> [WORK REQUIRED] Write out every row below again, word for word and unchanged.

-----

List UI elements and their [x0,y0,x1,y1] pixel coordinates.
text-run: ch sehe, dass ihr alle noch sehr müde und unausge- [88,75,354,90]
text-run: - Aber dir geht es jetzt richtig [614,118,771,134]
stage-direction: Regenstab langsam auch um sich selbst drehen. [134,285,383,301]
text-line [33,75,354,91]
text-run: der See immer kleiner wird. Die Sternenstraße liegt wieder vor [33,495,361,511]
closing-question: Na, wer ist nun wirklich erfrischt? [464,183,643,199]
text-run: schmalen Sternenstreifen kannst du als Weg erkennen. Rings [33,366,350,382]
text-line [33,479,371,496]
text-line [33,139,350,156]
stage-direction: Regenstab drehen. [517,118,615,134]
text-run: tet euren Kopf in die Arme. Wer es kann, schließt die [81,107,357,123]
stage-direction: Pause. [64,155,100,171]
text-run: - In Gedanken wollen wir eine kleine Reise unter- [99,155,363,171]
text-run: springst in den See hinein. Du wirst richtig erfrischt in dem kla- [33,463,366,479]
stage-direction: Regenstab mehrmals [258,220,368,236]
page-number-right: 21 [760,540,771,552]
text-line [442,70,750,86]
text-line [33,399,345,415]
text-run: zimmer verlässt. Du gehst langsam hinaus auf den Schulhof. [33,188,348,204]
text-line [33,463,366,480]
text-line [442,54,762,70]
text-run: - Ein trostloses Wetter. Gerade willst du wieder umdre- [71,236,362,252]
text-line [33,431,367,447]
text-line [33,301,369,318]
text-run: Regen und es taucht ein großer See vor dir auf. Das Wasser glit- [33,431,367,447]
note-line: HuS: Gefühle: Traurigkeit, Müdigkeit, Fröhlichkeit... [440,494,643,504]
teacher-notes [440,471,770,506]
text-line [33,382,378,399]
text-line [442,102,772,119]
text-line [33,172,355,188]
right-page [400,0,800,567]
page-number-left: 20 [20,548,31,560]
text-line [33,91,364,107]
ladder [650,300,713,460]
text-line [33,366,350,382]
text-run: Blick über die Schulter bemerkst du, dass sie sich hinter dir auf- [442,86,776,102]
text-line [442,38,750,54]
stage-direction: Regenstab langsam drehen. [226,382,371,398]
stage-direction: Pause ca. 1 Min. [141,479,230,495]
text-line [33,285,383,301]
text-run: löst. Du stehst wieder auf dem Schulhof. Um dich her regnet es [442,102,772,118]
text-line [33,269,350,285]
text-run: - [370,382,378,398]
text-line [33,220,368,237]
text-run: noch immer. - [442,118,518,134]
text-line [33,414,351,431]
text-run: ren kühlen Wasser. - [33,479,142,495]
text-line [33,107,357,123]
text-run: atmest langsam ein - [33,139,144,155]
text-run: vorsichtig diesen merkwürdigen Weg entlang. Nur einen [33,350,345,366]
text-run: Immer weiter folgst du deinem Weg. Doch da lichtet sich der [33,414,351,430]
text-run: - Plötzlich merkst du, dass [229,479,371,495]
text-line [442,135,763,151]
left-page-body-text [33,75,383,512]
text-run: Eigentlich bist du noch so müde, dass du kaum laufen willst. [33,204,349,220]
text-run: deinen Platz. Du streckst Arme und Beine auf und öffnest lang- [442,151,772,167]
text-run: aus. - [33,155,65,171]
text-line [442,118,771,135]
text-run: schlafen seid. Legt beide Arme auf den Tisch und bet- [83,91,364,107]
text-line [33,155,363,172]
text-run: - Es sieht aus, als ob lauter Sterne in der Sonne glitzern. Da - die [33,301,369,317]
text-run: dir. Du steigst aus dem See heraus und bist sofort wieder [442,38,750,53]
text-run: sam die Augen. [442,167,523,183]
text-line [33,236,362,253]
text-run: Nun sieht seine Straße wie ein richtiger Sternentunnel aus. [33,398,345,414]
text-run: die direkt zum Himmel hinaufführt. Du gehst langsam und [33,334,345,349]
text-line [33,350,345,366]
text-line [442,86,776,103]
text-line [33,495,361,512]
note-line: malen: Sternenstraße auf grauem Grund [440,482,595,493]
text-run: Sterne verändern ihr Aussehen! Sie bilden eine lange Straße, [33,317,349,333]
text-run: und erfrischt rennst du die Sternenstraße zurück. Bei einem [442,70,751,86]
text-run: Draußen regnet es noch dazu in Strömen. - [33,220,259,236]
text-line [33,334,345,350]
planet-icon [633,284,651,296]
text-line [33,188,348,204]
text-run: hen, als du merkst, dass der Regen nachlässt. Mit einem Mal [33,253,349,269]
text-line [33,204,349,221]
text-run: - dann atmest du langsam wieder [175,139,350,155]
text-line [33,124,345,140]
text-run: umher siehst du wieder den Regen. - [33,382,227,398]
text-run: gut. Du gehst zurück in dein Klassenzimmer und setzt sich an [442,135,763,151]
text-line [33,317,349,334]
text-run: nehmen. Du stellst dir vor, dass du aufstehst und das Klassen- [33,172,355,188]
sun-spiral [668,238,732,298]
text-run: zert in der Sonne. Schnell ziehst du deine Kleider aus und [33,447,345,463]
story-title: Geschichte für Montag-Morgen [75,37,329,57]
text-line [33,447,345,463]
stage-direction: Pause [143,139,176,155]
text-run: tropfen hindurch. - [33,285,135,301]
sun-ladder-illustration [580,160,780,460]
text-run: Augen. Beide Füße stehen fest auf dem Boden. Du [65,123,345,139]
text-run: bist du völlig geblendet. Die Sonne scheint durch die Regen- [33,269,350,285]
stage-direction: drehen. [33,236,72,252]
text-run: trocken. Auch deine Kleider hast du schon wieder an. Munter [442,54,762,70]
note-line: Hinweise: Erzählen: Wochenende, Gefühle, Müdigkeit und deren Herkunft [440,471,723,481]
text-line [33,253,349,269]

-----

> [RESPONSE TO THE EXERCISE]
List UI elements and their [x0,y0,x1,y1] pixel coordinates.
text-run: ch sehe, dass ihr alle noch sehr müde und unausge- [88,75,354,90]
text-run: - Aber dir geht es jetzt richtig [614,118,771,134]
stage-direction: Regenstab langsam auch um sich selbst drehen. [134,285,383,301]
text-line [33,75,354,91]
text-run: der See immer kleiner wird. Die Sternenstraße liegt wieder vor [33,495,361,511]
closing-question: Na, wer ist nun wirklich erfrischt? [464,183,643,199]
text-run: schmalen Sternenstreifen kannst du als Weg erkennen. Rings [33,366,350,382]
text-line [33,479,371,496]
text-line [33,139,350,156]
stage-direction: Regenstab drehen. [517,118,615,134]
text-run: tet euren Kopf in die Arme. Wer es kann, schließt die [81,107,357,123]
stage-direction: Pause. [64,155,100,171]
text-run: - In Gedanken wollen wir eine kleine Reise unter- [99,155,363,171]
text-run: springst in den See hinein. Du wirst richtig erfrischt in dem kla- [33,463,366,479]
stage-direction: Regenstab mehrmals [258,220,368,236]
page-number-right: 21 [760,540,771,552]
text-line [442,70,750,86]
text-line [33,399,345,415]
text-run: zimmer verlässt. Du gehst langsam hinaus auf den Schulhof. [33,188,348,204]
text-line [33,463,366,480]
text-line [442,54,762,70]
text-run: - Ein trostloses Wetter. Gerade willst du wieder umdre- [71,236,362,252]
text-line [33,431,367,447]
text-line [33,301,369,318]
text-run: Regen und es taucht ein großer See vor dir auf. Das Wasser glit- [33,431,367,447]
note-line: HuS: Gefühle: Traurigkeit, Müdigkeit, Fröhlichkeit... [440,494,643,504]
teacher-notes [440,471,770,506]
text-line [33,382,378,399]
text-line [442,102,772,119]
text-line [33,172,355,188]
right-page [400,0,800,567]
page-number-left: 20 [20,548,31,560]
text-line [33,91,364,107]
ladder [650,300,713,460]
text-line [33,366,350,382]
text-run: Blick über die Schulter bemerkst du, dass sie sich hinter dir auf- [442,86,776,102]
text-line [442,38,750,54]
stage-direction: Regenstab langsam drehen. [226,382,371,398]
stage-direction: Pause ca. 1 Min. [141,479,230,495]
text-line [33,285,383,301]
text-run: löst. Du stehst wieder auf dem Schulhof. Um dich her regnet es [442,102,772,118]
text-line [33,269,350,285]
text-run: - [370,382,378,398]
text-line [33,220,368,237]
text-run: noch immer. - [442,118,518,134]
text-line [33,414,351,431]
text-run: ren kühlen Wasser. - [33,479,142,495]
text-line [33,107,357,123]
text-run: atmest langsam ein - [33,139,144,155]
text-run: vorsichtig diesen merkwürdigen Weg entlang. Nur einen [33,350,345,366]
text-run: Immer weiter folgst du deinem Weg. Doch da lichtet sich der [33,414,351,430]
text-run: - Plötzlich merkst du, dass [229,479,371,495]
text-line [442,135,763,151]
left-page-body-text [33,75,383,512]
text-run: Eigentlich bist du noch so müde, dass du kaum laufen willst. [33,204,349,220]
text-run: deinen Platz. Du streckst Arme und Beine auf und öffnest lang- [442,151,772,167]
text-run: aus. - [33,155,65,171]
text-line [442,118,771,135]
text-run: schlafen seid. Legt beide Arme auf den Tisch und bet- [83,91,364,107]
text-line [33,155,363,172]
text-run: - Es sieht aus, als ob lauter Sterne in der Sonne glitzern. Da - die [33,301,369,317]
text-run: dir. Du steigst aus dem See heraus und bist sofort wieder [442,38,750,53]
text-run: sam die Augen. [442,167,523,183]
text-line [33,236,362,253]
text-run: Nun sieht seine Straße wie ein richtiger Sternentunnel aus. [33,398,345,414]
text-run: die direkt zum Himmel hinaufführt. Du gehst langsam und [33,334,345,349]
text-line [33,350,345,366]
text-line [442,86,776,103]
text-line [33,495,361,512]
note-line: malen: Sternenstraße auf grauem Grund [440,482,595,493]
text-run: Sterne verändern ihr Aussehen! Sie bilden eine lange Straße, [33,317,349,333]
text-run: und erfrischt rennst du die Sternenstraße zurück. Bei einem [442,70,751,86]
text-run: Draußen regnet es noch dazu in Strömen. - [33,220,259,236]
text-line [33,334,345,350]
planet-icon [633,284,651,296]
text-line [33,188,348,204]
text-run: hen, als du merkst, dass der Regen nachlässt. Mit einem Mal [33,253,349,269]
text-line [33,204,349,221]
text-run: - dann atmest du langsam wieder [175,139,350,155]
text-line [33,124,345,140]
text-run: umher siehst du wieder den Regen. - [33,382,227,398]
text-run: gut. Du gehst zurück in dein Klassenzimmer und setzt sich an [442,135,763,151]
text-line [33,317,349,334]
text-run: nehmen. Du stellst dir vor, dass du aufstehst und das Klassen- [33,172,355,188]
sun-spiral [668,238,732,298]
text-run: zert in der Sonne. Schnell ziehst du deine Kleider aus und [33,447,345,463]
story-title: Geschichte für Montag-Morgen [75,37,329,57]
text-line [33,447,345,463]
stage-direction: Pause [143,139,176,155]
text-run: tropfen hindurch. - [33,285,135,301]
sun-ladder-illustration [580,160,780,460]
text-run: Augen. Beide Füße stehen fest auf dem Boden. Du [65,123,345,139]
text-run: bist du völlig geblendet. Die Sonne scheint durch die Regen- [33,269,350,285]
stage-direction: drehen. [33,236,72,252]
text-run: trocken. Auch deine Kleider hast du schon wieder an. Munter [442,54,762,70]
note-line: Hinweise: Erzählen: Wochenende, Gefühle, Müdigkeit und deren Herkunft [440,471,723,481]
text-line [33,253,349,269]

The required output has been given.